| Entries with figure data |
..........

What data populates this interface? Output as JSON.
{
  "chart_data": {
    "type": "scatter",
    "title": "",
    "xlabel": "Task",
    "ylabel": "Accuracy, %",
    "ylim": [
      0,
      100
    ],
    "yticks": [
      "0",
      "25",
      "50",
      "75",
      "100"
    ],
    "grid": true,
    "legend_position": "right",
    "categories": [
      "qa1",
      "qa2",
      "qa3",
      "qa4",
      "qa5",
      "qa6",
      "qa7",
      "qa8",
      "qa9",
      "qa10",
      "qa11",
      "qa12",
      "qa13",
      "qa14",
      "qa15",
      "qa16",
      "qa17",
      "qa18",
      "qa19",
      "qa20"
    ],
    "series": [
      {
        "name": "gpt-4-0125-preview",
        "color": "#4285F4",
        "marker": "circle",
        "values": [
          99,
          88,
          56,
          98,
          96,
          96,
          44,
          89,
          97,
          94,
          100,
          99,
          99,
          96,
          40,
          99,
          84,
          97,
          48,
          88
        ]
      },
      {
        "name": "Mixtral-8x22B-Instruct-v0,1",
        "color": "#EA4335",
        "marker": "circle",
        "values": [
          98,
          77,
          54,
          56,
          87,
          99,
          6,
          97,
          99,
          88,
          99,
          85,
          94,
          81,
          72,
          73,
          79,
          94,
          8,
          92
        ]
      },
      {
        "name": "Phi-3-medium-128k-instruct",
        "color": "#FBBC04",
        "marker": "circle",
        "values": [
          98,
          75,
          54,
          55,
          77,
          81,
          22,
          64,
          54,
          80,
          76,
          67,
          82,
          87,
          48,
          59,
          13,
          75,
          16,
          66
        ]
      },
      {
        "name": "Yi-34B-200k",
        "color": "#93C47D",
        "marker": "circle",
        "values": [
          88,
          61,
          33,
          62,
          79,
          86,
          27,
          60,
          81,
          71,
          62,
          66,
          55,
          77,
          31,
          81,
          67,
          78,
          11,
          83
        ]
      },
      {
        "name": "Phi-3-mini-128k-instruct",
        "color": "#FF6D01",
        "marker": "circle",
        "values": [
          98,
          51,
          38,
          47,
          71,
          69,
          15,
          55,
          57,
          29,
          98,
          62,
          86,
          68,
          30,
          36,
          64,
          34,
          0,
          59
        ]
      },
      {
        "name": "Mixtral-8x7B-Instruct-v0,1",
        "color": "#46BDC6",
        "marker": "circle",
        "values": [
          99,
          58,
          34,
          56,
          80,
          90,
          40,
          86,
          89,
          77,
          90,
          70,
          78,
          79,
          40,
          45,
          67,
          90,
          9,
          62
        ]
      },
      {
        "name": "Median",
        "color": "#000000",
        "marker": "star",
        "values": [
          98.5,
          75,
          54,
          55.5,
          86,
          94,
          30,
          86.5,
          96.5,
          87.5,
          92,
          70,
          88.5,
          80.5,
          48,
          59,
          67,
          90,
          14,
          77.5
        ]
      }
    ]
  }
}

..........

| Your task |
Print every line of the records exactly. Omit nothing.

| Answer to the task |
What data populates this interface? Output as JSON.
{
  "chart_data": {
    "type": "scatter",
    "title": "",
    "xlabel": "Task",
    "ylabel": "Accuracy, %",
    "ylim": [
      0,
      100
    ],
    "yticks": [
      "0",
      "25",
      "50",
      "75",
      "100"
    ],
    "grid": true,
    "legend_position": "right",
    "categories": [
      "qa1",
      "qa2",
      "qa3",
      "qa4",
      "qa5",
      "qa6",
      "qa7",
      "qa8",
      "qa9",
      "qa10",
      "qa11",
      "qa12",
      "qa13",
      "qa14",
      "qa15",
      "qa16",
      "qa17",
      "qa18",
      "qa19",
      "qa20"
    ],
    "series": [
      {
        "name": "gpt-4-0125-preview",
        "color": "#4285F4",
        "marker": "circle",
        "values": [
          99,
          88,
          56,
          98,
          96,
          96,
          44,
          89,
          97,
          94,
          100,
          99,
          99,
          96,
          40,
          99,
          84,
          97,
          48,
          88
        ]
      },
      {
        "name": "Mixtral-8x22B-Instruct-v0,1",
        "color": "#EA4335",
        "marker": "circle",
        "values": [
          98,
          77,
          54,
          56,
          87,
          99,
          6,
          97,
          99,
          88,
          99,
          85,
          94,
          81,
          72,
          73,
          79,
          94,
          8,
          92
        ]
      },
      {
        "name": "Phi-3-medium-128k-instruct",
        "color": "#FBBC04",
        "marker": "circle",
        "values": [
          98,
          75,
          54,
          55,
          77,
          81,
          22,
          64,
          54,
          80,
          76,
          67,
          82,
          87,
          48,
          59,
          13,
          75,
          16,
          66
        ]
      },
      {
        "name": "Yi-34B-200k",
        "color": "#93C47D",
        "marker": "circle",
        "values": [
          88,
          61,
          33,
          62,
          79,
          86,
          27,
          60,
          81,
          71,
          62,
          66,
          55,
          77,
          31,
          81,
          67,
          78,
          11,
          83
        ]
      },
      {
        "name": "Phi-3-mini-128k-instruct",
        "color": "#FF6D01",
        "marker": "circle",
        "values": [
          98,
          51,
          38,
          47,
          71,
          69,
          15,
          55,
          57,
          29,
          98,
          62,
          86,
          68,
          30,
          36,
          64,
          34,
          0,
          59
        ]
      },
      {
        "name": "Mixtral-8x7B-Instruct-v0,1",
        "color": "#46BDC6",
        "marker": "circle",
        "values": [
          99,
          58,
          34,
          56,
          80,
          90,
          40,
          86,
          89,
          77,
          90,
          70,
          78,
          79,
          40,
          45,
          67,
          90,
          9,
          62
        ]
      },
      {
        "name": "Median",
        "color": "#000000",
        "marker": "star",
        "values": [
          98.5,
          75,
          54,
          55.5,
          86,
          94,
          30,
          86.5,
          96.5,
          87.5,
          92,
          70,
          88.5,
          80.5,
          48,
          59,
          67,
          90,
          14,
          77.5
        ]
      }
    ]
  }
}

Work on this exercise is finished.